--- start ---

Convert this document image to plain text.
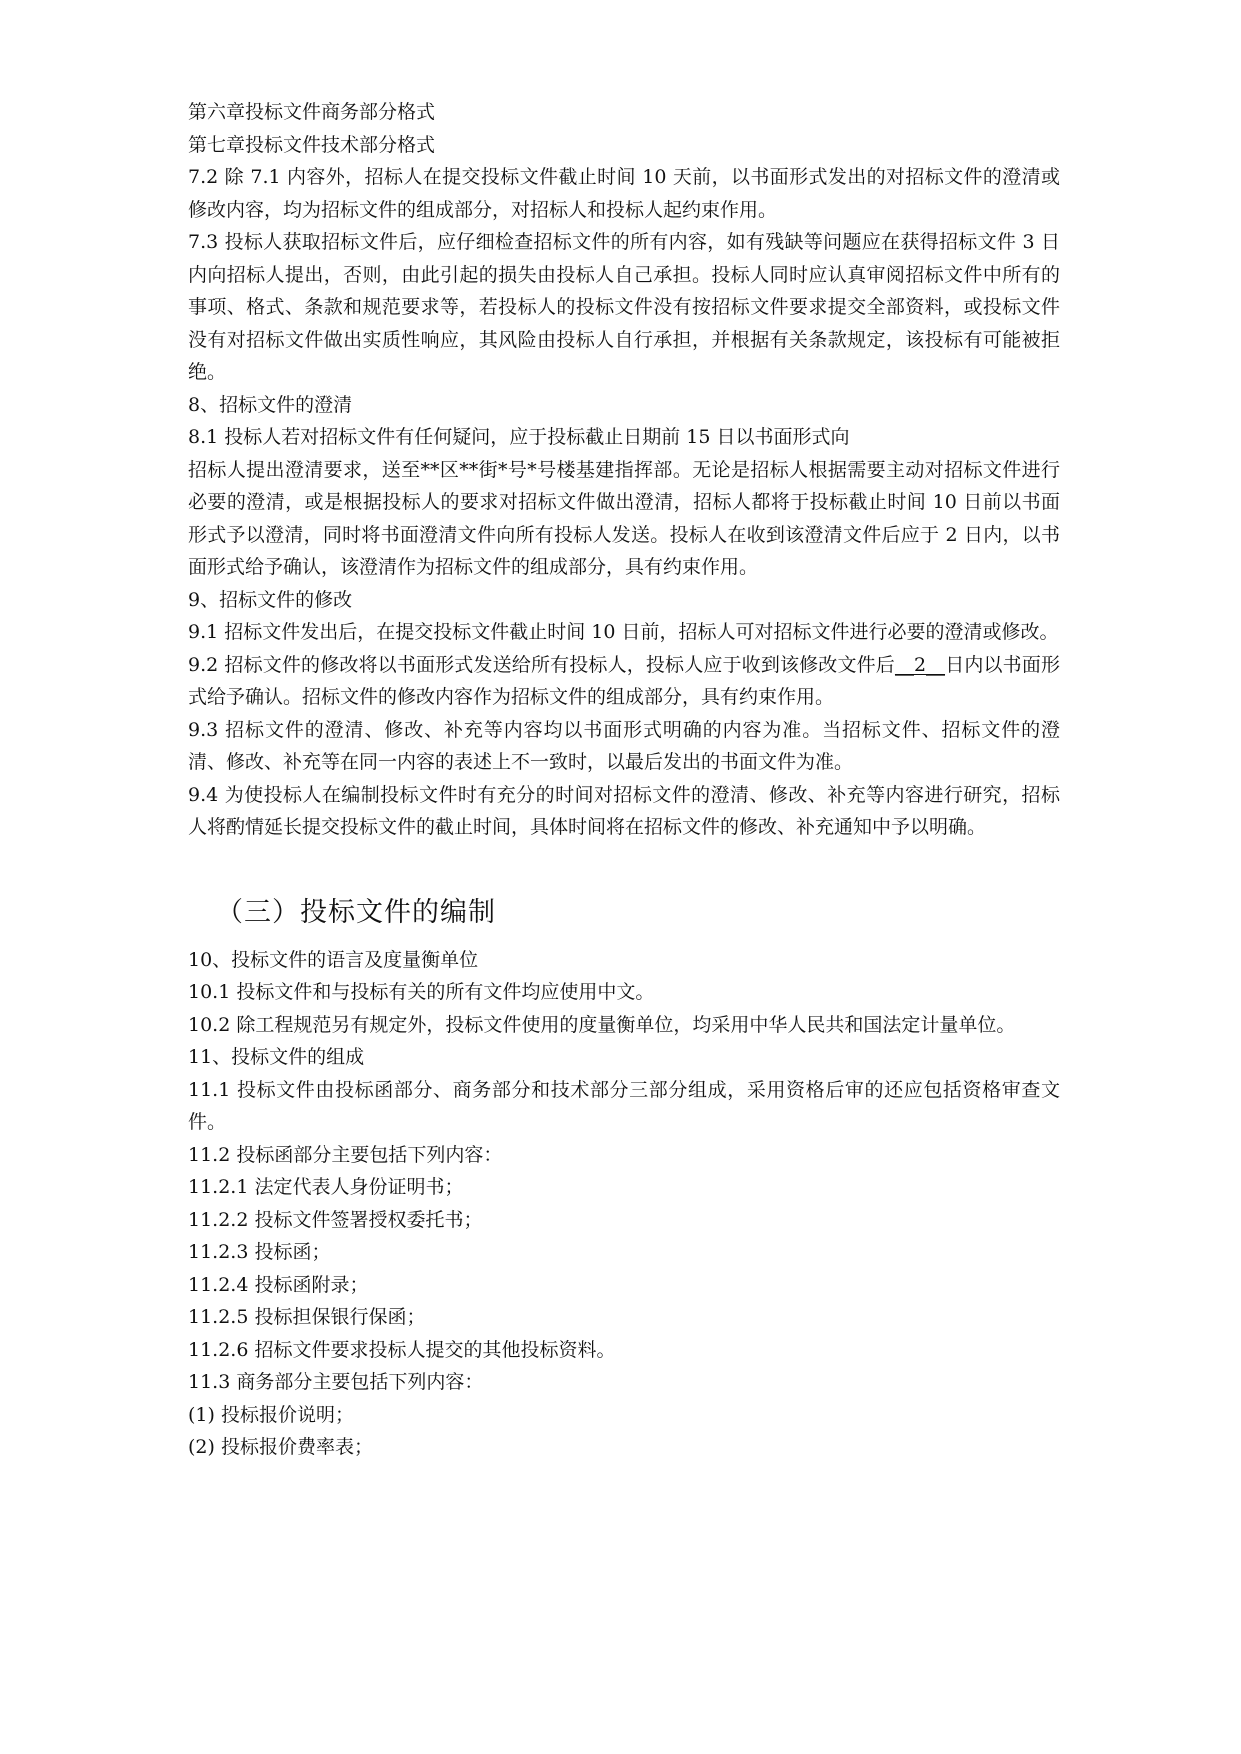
第六章投标文件商务部分格式

第七章投标文件技术部分格式

7.2 除 7.1 内容外，招标人在提交投标文件截止时间 10 天前，以书面形式发出的对招标文件的澄清或修改内容，均为招标文件的组成部分，对招标人和投标人起约束作用。

7.3 投标人获取招标文件后，应仔细检查招标文件的所有内容，如有残缺等问题应在获得招标文件 3 日内向招标人提出，否则，由此引起的损失由投标人自己承担。投标人同时应认真审阅招标文件中所有的事项、格式、条款和规范要求等，若投标人的投标文件没有按招标文件要求提交全部资料，或投标文件没有对招标文件做出实质性响应，其风险由投标人自行承担，并根据有关条款规定，该投标有可能被拒绝。

8、招标文件的澄清

8.1 投标人若对招标文件有任何疑问，应于投标截止日期前 15 日以书面形式向

招标人提出澄清要求，送至**区**街*号*号楼基建指挥部。无论是招标人根据需要主动对招标文件进行必要的澄清，或是根据投标人的要求对招标文件做出澄清，招标人都将于投标截止时间 10 日前以书面形式予以澄清，同时将书面澄清文件向所有投标人发送。投标人在收到该澄清文件后应于 2 日内，以书面形式给予确认，该澄清作为招标文件的组成部分，具有约束作用。

9、招标文件的修改

9.1 招标文件发出后，在提交投标文件截止时间 10 日前，招标人可对招标文件进行必要的澄清或修改。

9.2 招标文件的修改将以书面形式发送给所有投标人，投标人应于收到该修改文件后__2__日内以书面形式给予确认。招标文件的修改内容作为招标文件的组成部分，具有约束作用。

9.3 招标文件的澄清、修改、补充等内容均以书面形式明确的内容为准。当招标文件、招标文件的澄清、修改、补充等在同一内容的表述上不一致时，以最后发出的书面文件为准。

9.4 为使投标人在编制投标文件时有充分的时间对招标文件的澄清、修改、补充等内容进行研究，招标人将酌情延长提交投标文件的截止时间，具体时间将在招标文件的修改、补充通知中予以明确。

（三）投标文件的编制

10、投标文件的语言及度量衡单位

10.1 投标文件和与投标有关的所有文件均应使用中文。

10.2 除工程规范另有规定外，投标文件使用的度量衡单位，均采用中华人民共和国法定计量单位。

11、投标文件的组成

11.1 投标文件由投标函部分、商务部分和技术部分三部分组成，采用资格后审的还应包括资格审查文件。

11.2 投标函部分主要包括下列内容：

11.2.1 法定代表人身份证明书；

11.2.2 投标文件签署授权委托书；

11.2.3 投标函；

11.2.4 投标函附录；

11.2.5 投标担保银行保函；

11.2.6 招标文件要求投标人提交的其他投标资料。

11.3 商务部分主要包括下列内容：

(1) 投标报价说明；

(2) 投标报价费率表；
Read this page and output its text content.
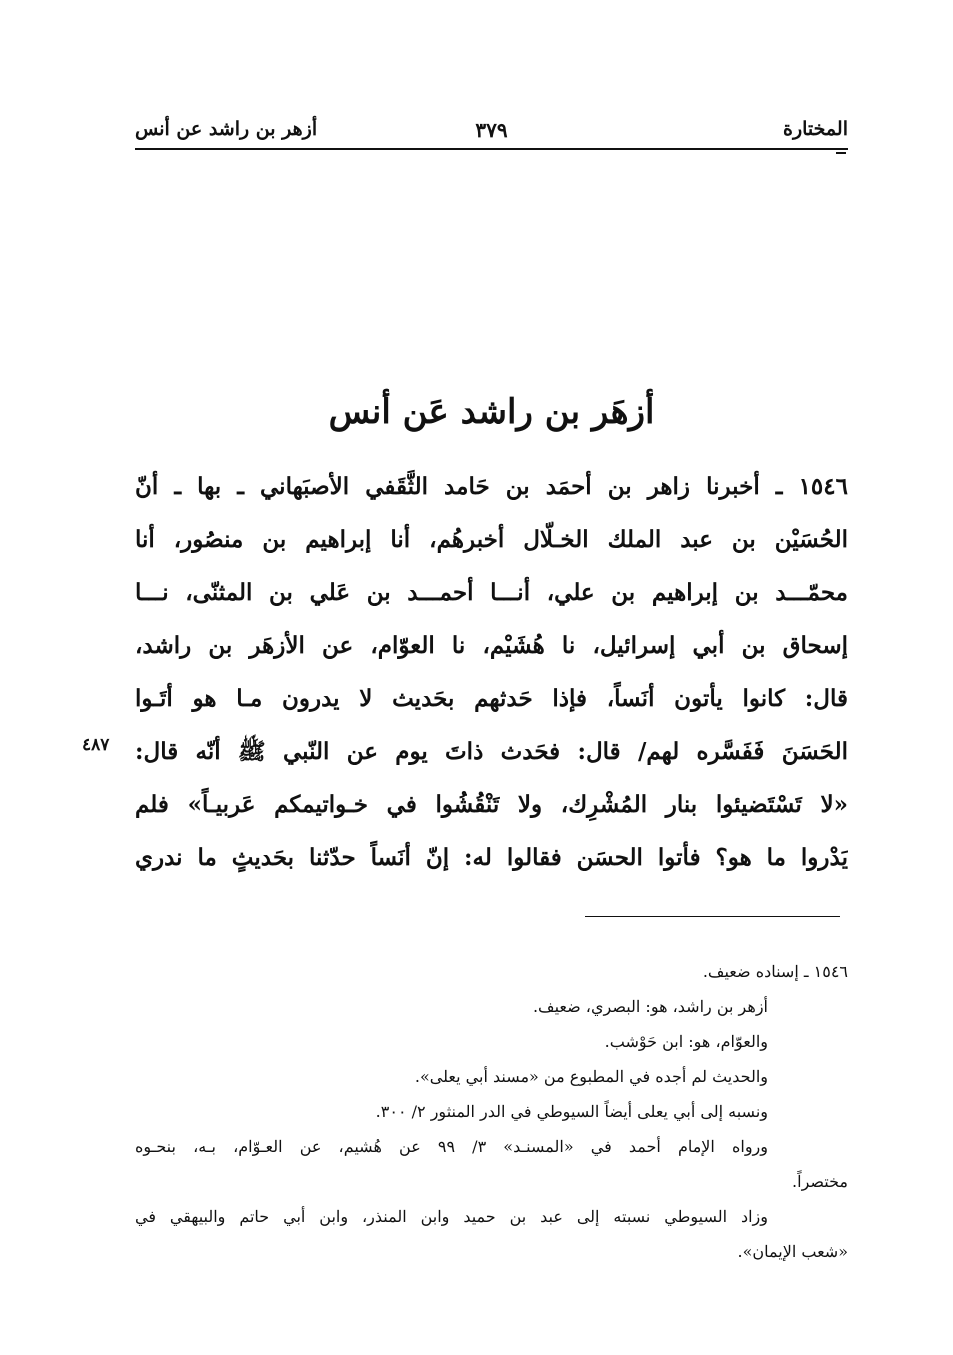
المختارة
٣٧٩
أزهر بن راشد عن أنس
أزهَر بن راشد عَن أنس
١٥٤٦ ـ أخبرنا زاهر بن أحمَد بن حَامد الثَّقَفي الأصبَهاني ـ بها ـ أنّ
الحُسَيْن بن عبد الملك الخـلّال أخبرهُم، أنا إبراهيم بن منصُور، أنا
محمّـــد بن إبراهيم بن علي، أنـــا أحمـــد بن عَلي بن المثنّى، نـــا
إسحاق بن أبي إسرائيل، نا هُشَيْم، نا العوّام، عن الأزهَر بن راشد،
قال: كانوا يأتون أنَساً، فإذا حَدثهم بحَديث لا يدرون مـا هو أتَـوا
الحَسَنَ فَفَسَّره لهم/ قال: فحَدث ذاتَ يوم عن النّبي ﷺ أنّه قال:
«لا تَسْتَضيئوا بنار المُشْرِك، ولا تَنْقُشُوا في خـواتيمكم عَربيـاً» فلم
يَدْروا ما هو؟ فأتوا الحسَن فقالوا له: إنّ أنَساً حدّثنا بحَديثٍ ما ندري
٤٨٧
١٥٤٦ ـ إسناده ضعيف.
أزهر بن راشد، هو: البصري، ضعيف.
والعوّام، هو: ابن حَوْشب.
والحديث لم أجده في المطبوع من «مسند أبي يعلى».
ونسبه إلى أبي يعلى أيضاً السيوطي في الدر المنثور ٢/ ٣٠٠.
ورواه الإمام أحمد في «المسنـد» ٣/ ٩٩ عن هُشيم، عن العـوّام، بـه، بنحـوه
مختصراً.
وزاد السيوطي نسبته إلى عبد بن حميد وابن المنذر، وابن أبي حاتم والبيهقي في
«شعب الإيمان».
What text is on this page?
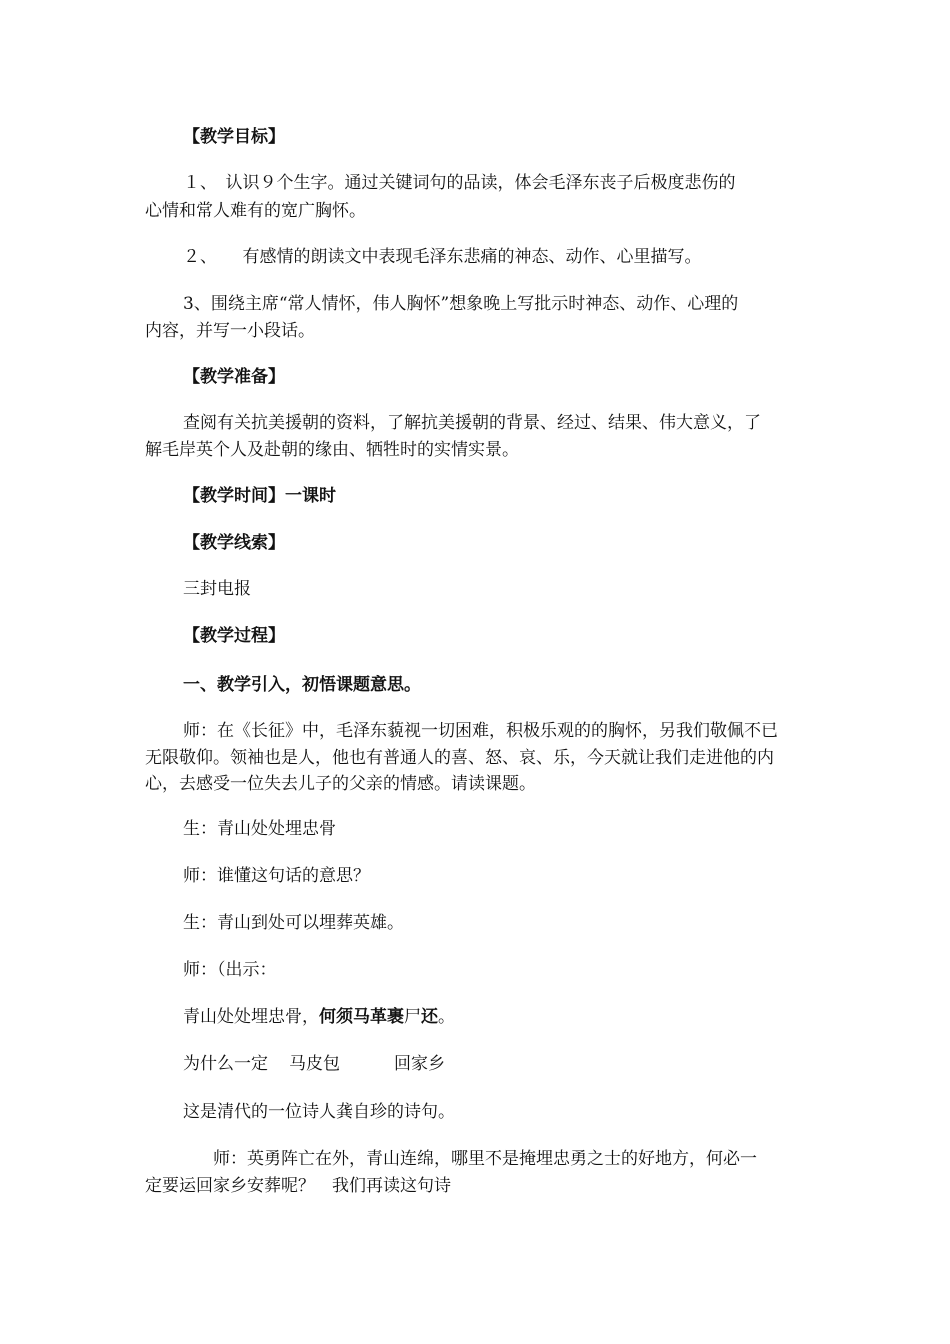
【教学目标】
１、　认识９个生字。通过关键词句的品读，体会毛泽东丧子后极度悲伤的
心情和常人难有的宽广胸怀。
２、　　有感情的朗读文中表现毛泽东悲痛的神态、动作、心里描写。
3、围绕主席“常人情怀，伟人胸怀”想象晚上写批示时神态、动作、心理的
内容，并写一小段话。
【教学准备】
查阅有关抗美援朝的资料，了解抗美援朝的背景、经过、结果、伟大意义，了
解毛岸英个人及赴朝的缘由、牺牲时的实情实景。
【教学时间】一课时
【教学线索】
三封电报
【教学过程】
一、教学引入，初悟课题意思。
师：在《长征》中，毛泽东藐视一切困难，积极乐观的的胸怀，另我们敬佩不已
无限敬仰。领袖也是人，他也有普通人的喜、怒、哀、乐，今天就让我们走进他的内
心，去感受一位失去儿子的父亲的情感。请读课题。
生：青山处处埋忠骨
师：谁懂这句话的意思？
生：青山到处可以埋葬英雄。
师：（出示：
青山处处埋忠骨，何须马革裹尸还。
为什么一定 马皮包	回家乡
这是清代的一位诗人龚自珍的诗句。
师：英勇阵亡在外，青山连绵，哪里不是掩埋忠勇之士的好地方，何必一
定要运回家乡安葬呢？　我们再读这句诗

--- end ---

→ SHORT EXERCISE
Scan the records above and report how many lines include the word "السيوطي", without any other text.

→ WRITTEN REPLY
2